_Written instruction_
Transcribe the records that follow in their entirety, omitting any pictures.

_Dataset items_
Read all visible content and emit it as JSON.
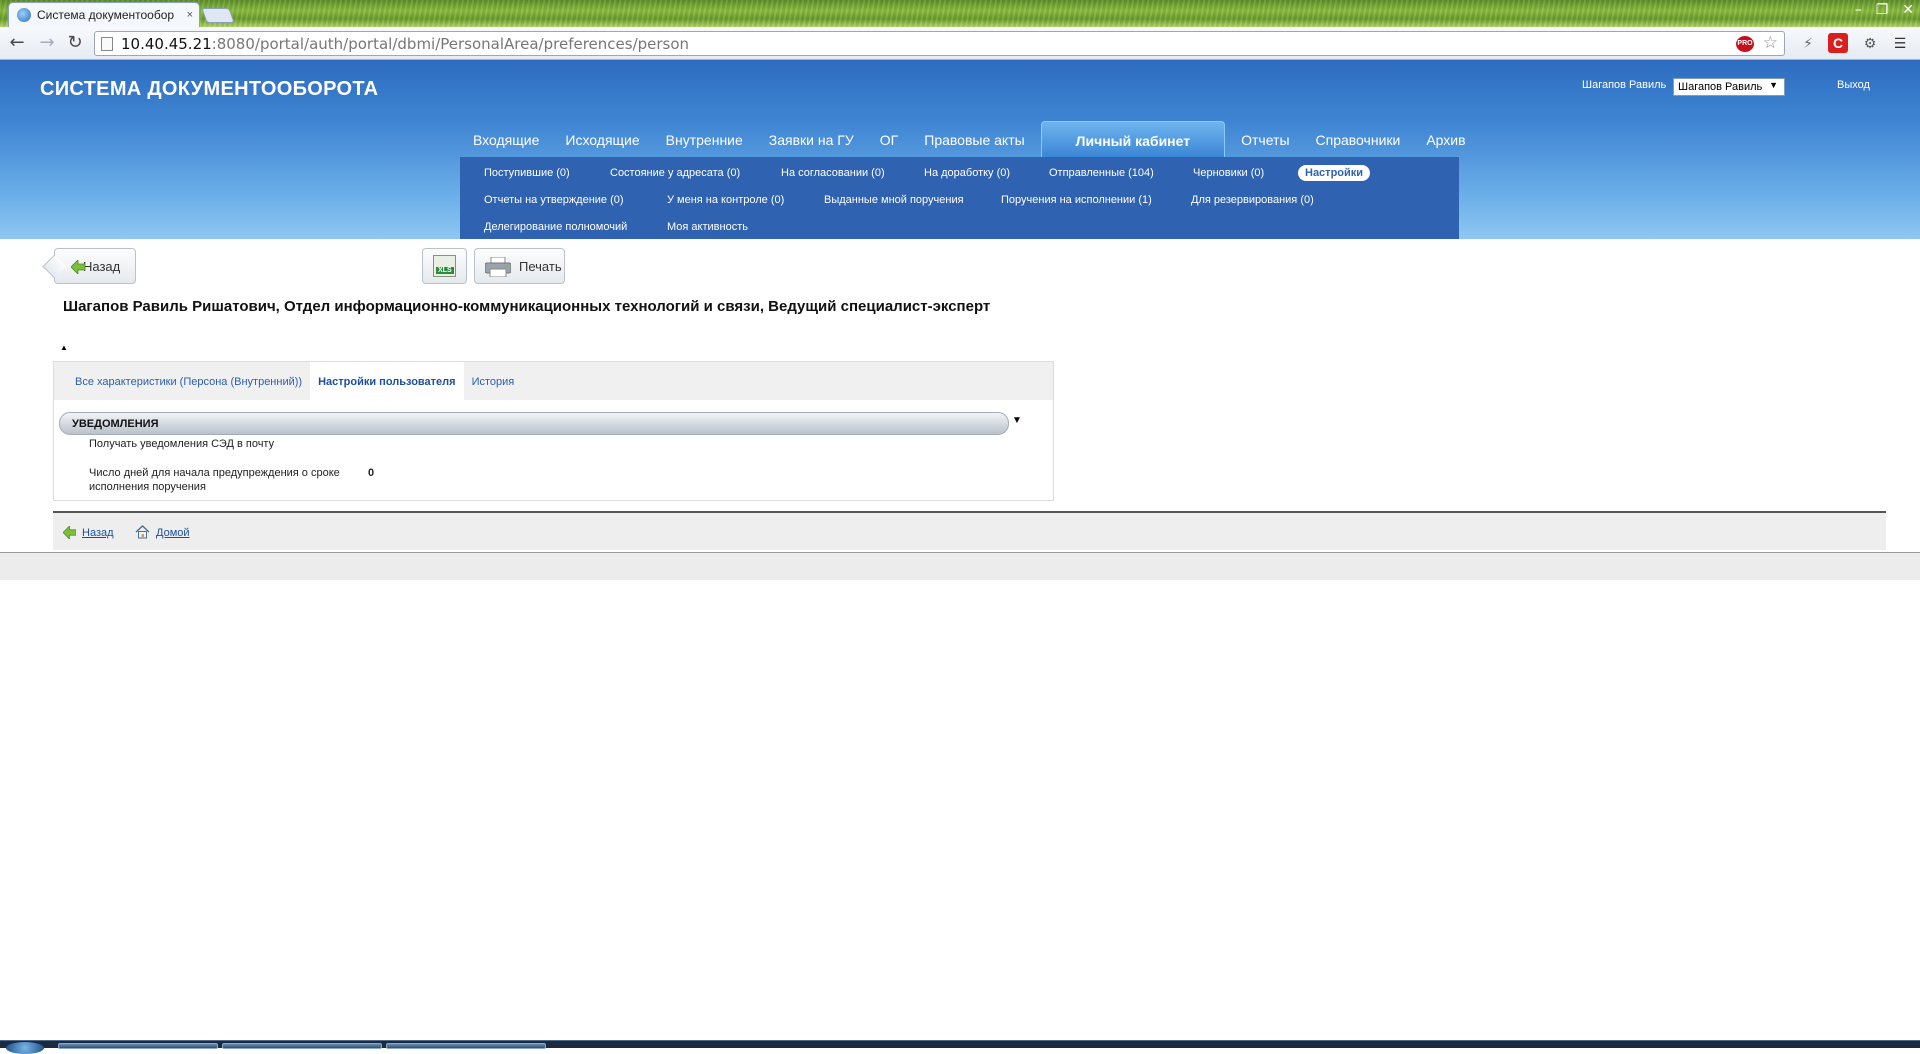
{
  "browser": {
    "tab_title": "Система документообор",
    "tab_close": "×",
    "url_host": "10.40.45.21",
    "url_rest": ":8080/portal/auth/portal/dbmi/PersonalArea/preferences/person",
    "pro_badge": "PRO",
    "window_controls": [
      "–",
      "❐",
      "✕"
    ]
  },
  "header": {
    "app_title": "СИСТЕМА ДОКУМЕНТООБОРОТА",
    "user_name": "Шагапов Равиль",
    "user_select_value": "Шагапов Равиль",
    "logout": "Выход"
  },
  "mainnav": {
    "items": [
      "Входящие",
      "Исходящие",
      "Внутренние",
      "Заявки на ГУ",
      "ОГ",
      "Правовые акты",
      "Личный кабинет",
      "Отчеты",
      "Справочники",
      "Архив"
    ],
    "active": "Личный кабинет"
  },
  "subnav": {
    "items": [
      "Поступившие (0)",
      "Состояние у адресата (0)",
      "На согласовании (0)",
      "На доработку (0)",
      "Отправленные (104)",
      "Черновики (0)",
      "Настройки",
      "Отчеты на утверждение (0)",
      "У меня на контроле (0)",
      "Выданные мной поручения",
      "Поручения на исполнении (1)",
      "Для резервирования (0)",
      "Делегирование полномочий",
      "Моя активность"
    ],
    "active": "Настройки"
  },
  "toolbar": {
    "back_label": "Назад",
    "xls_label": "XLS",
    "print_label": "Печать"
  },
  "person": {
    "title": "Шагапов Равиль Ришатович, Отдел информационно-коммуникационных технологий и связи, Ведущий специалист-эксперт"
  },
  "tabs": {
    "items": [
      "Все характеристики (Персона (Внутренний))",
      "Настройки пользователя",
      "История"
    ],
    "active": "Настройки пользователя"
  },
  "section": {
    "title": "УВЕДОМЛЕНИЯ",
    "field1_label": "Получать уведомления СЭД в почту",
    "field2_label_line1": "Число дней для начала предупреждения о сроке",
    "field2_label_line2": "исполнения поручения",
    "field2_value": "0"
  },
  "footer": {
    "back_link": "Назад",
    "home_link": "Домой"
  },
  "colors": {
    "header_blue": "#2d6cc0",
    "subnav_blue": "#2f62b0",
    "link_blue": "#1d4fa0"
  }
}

_Response_
Read all visible content and emit it as JSON.
{
  "browser": {
    "tab_title": "Система документообор",
    "tab_close": "×",
    "url_host": "10.40.45.21",
    "url_rest": ":8080/portal/auth/portal/dbmi/PersonalArea/preferences/person",
    "pro_badge": "PRO",
    "window_controls": [
      "–",
      "❐",
      "✕"
    ]
  },
  "header": {
    "app_title": "СИСТЕМА ДОКУМЕНТООБОРОТА",
    "user_name": "Шагапов Равиль",
    "user_select_value": "Шагапов Равиль",
    "logout": "Выход"
  },
  "mainnav": {
    "items": [
      "Входящие",
      "Исходящие",
      "Внутренние",
      "Заявки на ГУ",
      "ОГ",
      "Правовые акты",
      "Личный кабинет",
      "Отчеты",
      "Справочники",
      "Архив"
    ],
    "active": "Личный кабинет"
  },
  "subnav": {
    "items": [
      "Поступившие (0)",
      "Состояние у адресата (0)",
      "На согласовании (0)",
      "На доработку (0)",
      "Отправленные (104)",
      "Черновики (0)",
      "Настройки",
      "Отчеты на утверждение (0)",
      "У меня на контроле (0)",
      "Выданные мной поручения",
      "Поручения на исполнении (1)",
      "Для резервирования (0)",
      "Делегирование полномочий",
      "Моя активность"
    ],
    "active": "Настройки"
  },
  "toolbar": {
    "back_label": "Назад",
    "xls_label": "XLS",
    "print_label": "Печать"
  },
  "person": {
    "title": "Шагапов Равиль Ришатович, Отдел информационно-коммуникационных технологий и связи, Ведущий специалист-эксперт"
  },
  "tabs": {
    "items": [
      "Все характеристики (Персона (Внутренний))",
      "Настройки пользователя",
      "История"
    ],
    "active": "Настройки пользователя"
  },
  "section": {
    "title": "УВЕДОМЛЕНИЯ",
    "field1_label": "Получать уведомления СЭД в почту",
    "field2_label_line1": "Число дней для начала предупреждения о сроке",
    "field2_label_line2": "исполнения поручения",
    "field2_value": "0"
  },
  "footer": {
    "back_link": "Назад",
    "home_link": "Домой"
  },
  "colors": {
    "header_blue": "#2d6cc0",
    "subnav_blue": "#2f62b0",
    "link_blue": "#1d4fa0"
  }
}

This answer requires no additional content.